■ **Short problem**
Rewrite the material below as a JSON array of strings, one string per line, leaving out blank lines.

BEGIN Material supplied

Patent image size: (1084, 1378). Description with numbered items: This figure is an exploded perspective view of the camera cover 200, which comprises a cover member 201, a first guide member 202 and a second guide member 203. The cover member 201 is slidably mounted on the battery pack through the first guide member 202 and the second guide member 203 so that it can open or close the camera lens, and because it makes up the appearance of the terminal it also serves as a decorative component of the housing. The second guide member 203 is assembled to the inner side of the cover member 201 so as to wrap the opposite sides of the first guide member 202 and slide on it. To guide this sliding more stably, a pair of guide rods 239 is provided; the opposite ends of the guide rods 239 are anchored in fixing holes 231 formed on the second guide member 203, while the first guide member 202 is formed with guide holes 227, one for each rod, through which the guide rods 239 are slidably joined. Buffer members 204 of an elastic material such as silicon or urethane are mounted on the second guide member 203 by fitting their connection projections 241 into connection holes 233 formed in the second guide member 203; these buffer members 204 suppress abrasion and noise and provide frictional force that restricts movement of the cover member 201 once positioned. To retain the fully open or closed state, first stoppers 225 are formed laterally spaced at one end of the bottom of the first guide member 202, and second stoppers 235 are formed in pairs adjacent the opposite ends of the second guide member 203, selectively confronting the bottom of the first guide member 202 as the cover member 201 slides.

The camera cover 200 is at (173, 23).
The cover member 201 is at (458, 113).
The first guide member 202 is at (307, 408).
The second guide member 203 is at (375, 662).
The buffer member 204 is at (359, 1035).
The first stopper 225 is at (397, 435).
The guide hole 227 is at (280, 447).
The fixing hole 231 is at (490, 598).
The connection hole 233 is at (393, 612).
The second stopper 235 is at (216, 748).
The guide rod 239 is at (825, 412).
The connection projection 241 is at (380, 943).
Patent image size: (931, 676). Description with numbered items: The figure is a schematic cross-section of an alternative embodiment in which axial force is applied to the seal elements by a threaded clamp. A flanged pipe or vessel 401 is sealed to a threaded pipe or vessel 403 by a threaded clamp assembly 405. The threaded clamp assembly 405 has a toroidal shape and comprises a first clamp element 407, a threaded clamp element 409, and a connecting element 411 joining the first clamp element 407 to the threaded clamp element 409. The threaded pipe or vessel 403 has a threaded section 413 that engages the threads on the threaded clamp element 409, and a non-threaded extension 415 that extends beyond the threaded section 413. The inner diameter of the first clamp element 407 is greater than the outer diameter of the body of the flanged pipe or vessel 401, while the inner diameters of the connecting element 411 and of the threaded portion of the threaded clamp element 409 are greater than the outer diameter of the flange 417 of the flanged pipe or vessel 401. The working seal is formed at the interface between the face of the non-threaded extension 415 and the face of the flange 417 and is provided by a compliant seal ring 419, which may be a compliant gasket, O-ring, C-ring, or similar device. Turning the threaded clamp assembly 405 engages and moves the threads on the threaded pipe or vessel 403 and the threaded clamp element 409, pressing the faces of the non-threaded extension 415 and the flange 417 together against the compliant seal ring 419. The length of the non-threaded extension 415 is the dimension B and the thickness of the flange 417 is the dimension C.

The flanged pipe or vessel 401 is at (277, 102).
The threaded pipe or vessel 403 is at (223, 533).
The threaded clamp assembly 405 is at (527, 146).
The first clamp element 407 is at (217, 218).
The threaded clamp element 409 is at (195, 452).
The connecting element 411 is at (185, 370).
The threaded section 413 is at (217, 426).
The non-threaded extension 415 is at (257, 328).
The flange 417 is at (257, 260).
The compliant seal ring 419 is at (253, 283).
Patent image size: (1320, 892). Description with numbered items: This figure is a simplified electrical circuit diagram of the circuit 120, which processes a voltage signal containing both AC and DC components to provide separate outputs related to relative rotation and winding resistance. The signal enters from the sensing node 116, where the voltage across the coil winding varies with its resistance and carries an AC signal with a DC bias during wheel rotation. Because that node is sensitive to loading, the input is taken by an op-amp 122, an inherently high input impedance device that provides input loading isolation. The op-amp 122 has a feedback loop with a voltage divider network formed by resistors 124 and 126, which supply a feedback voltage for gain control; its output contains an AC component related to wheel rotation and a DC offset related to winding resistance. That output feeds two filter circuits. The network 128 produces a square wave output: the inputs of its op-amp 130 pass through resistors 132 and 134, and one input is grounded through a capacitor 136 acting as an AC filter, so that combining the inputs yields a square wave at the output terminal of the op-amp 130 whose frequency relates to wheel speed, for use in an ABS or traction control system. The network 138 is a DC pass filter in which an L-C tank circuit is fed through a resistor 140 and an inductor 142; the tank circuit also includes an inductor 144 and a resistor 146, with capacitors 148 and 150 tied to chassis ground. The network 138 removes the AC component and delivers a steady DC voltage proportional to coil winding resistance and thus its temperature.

END Material supplied

■ **Task result**
[
  "Patent image size: (1084, 1378). Description with numbered items: This figure is an exploded perspective view of the camera cover 200, which comprises a cover member 201, a first guide member 202 and a second guide member 203. The cover member 201 is slidably mounted on the battery pack through the first guide member 202 and the second guide member 203 so that it can open or close the camera lens, and because it makes up the appearance of the terminal it also serves as a decorative component of the housing. The second guide member 203 is assembled to the inner side of the cover member 201 so as to wrap the opposite sides of the first guide member 202 and slide on it. To guide this sliding more stably, a pair of guide rods 239 is provided; the opposite ends of the guide rods 239 are anchored in fixing holes 231 formed on the second guide member 203, while the first guide member 202 is formed with guide holes 227, one for each rod, through which the guide rods 239 are slidably joined. Buffer members 204 of an elastic material such as silicon or urethane are mounted on the second guide member 203 by fitting their connection projections 241 into connection holes 233 formed in the second guide member 203; these buffer members 204 suppress abrasion and noise and provide frictional force that restricts movement of the cover member 201 once positioned. To retain the fully open or closed state, first stoppers 225 are formed laterally spaced at one end of the bottom of the first guide member 202, and second stoppers 235 are formed in pairs adjacent the opposite ends of the second guide member 203, selectively confronting the bottom of the first guide member 202 as the cover member 201 slides.",
  "The camera cover 200 is at (173, 23).",
  "The cover member 201 is at (458, 113).",
  "The first guide member 202 is at (307, 408).",
  "The second guide member 203 is at (375, 662).",
  "The buffer member 204 is at (359, 1035).",
  "The first stopper 225 is at (397, 435).",
  "The guide hole 227 is at (280, 447).",
  "The fixing hole 231 is at (490, 598).",
  "The connection hole 233 is at (393, 612).",
  "The second stopper 235 is at (216, 748).",
  "The guide rod 239 is at (825, 412).",
  "The connection projection 241 is at (380, 943).",
  "Patent image size: (931, 676). Description with numbered items: The figure is a schematic cross-section of an alternative embodiment in which axial force is applied to the seal elements by a threaded clamp. A flanged pipe or vessel 401 is sealed to a threaded pipe or vessel 403 by a threaded clamp assembly 405. The threaded clamp assembly 405 has a toroidal shape and comprises a first clamp element 407, a threaded clamp element 409, and a connecting element 411 joining the first clamp element 407 to the threaded clamp element 409. The threaded pipe or vessel 403 has a threaded section 413 that engages the threads on the threaded clamp element 409, and a non-threaded extension 415 that extends beyond the threaded section 413. The inner diameter of the first clamp element 407 is greater than the outer diameter of the body of the flanged pipe or vessel 401, while the inner diameters of the connecting element 411 and of the threaded portion of the threaded clamp element 409 are greater than the outer diameter of the flange 417 of the flanged pipe or vessel 401. The working seal is formed at the interface between the face of the non-threaded extension 415 and the face of the flange 417 and is provided by a compliant seal ring 419, which may be a compliant gasket, O-ring, C-ring, or similar device. Turning the threaded clamp assembly 405 engages and moves the threads on the threaded pipe or vessel 403 and the threaded clamp element 409, pressing the faces of the non-threaded extension 415 and the flange 417 together against the compliant seal ring 419. The length of the non-threaded extension 415 is the dimension B and the thickness of the flange 417 is the dimension C.",
  "The flanged pipe or vessel 401 is at (277, 102).",
  "The threaded pipe or vessel 403 is at (223, 533).",
  "The threaded clamp assembly 405 is at (527, 146).",
  "The first clamp element 407 is at (217, 218).",
  "The threaded clamp element 409 is at (195, 452).",
  "The connecting element 411 is at (185, 370).",
  "The threaded section 413 is at (217, 426).",
  "The non-threaded extension 415 is at (257, 328).",
  "The flange 417 is at (257, 260).",
  "The compliant seal ring 419 is at (253, 283).",
  "Patent image size: (1320, 892). Description with numbered items: This figure is a simplified electrical circuit diagram of the circuit 120, which processes a voltage signal containing both AC and DC components to provide separate outputs related to relative rotation and winding resistance. The signal enters from the sensing node 116, where the voltage across the coil winding varies with its resistance and carries an AC signal with a DC bias during wheel rotation. Because that node is sensitive to loading, the input is taken by an op-amp 122, an inherently high input impedance device that provides input loading isolation. The op-amp 122 has a feedback loop with a voltage divider network formed by resistors 124 and 126, which supply a feedback voltage for gain control; its output contains an AC component related to wheel rotation and a DC offset related to winding resistance. That output feeds two filter circuits. The network 128 produces a square wave output: the inputs of its op-amp 130 pass through resistors 132 and 134, and one input is grounded through a capacitor 136 acting as an AC filter, so that combining the inputs yields a square wave at the output terminal of the op-amp 130 whose frequency relates to wheel speed, for use in an ABS or traction control system. The network 138 is a DC pass filter in which an L-C tank circuit is fed through a resistor 140 and an inductor 142; the tank circuit also includes an inductor 144 and a resistor 146, with capacitors 148 and 150 tied to chassis ground. The network 138 removes the AC component and delivers a steady DC voltage proportional to coil winding resistance and thus its temperature."
]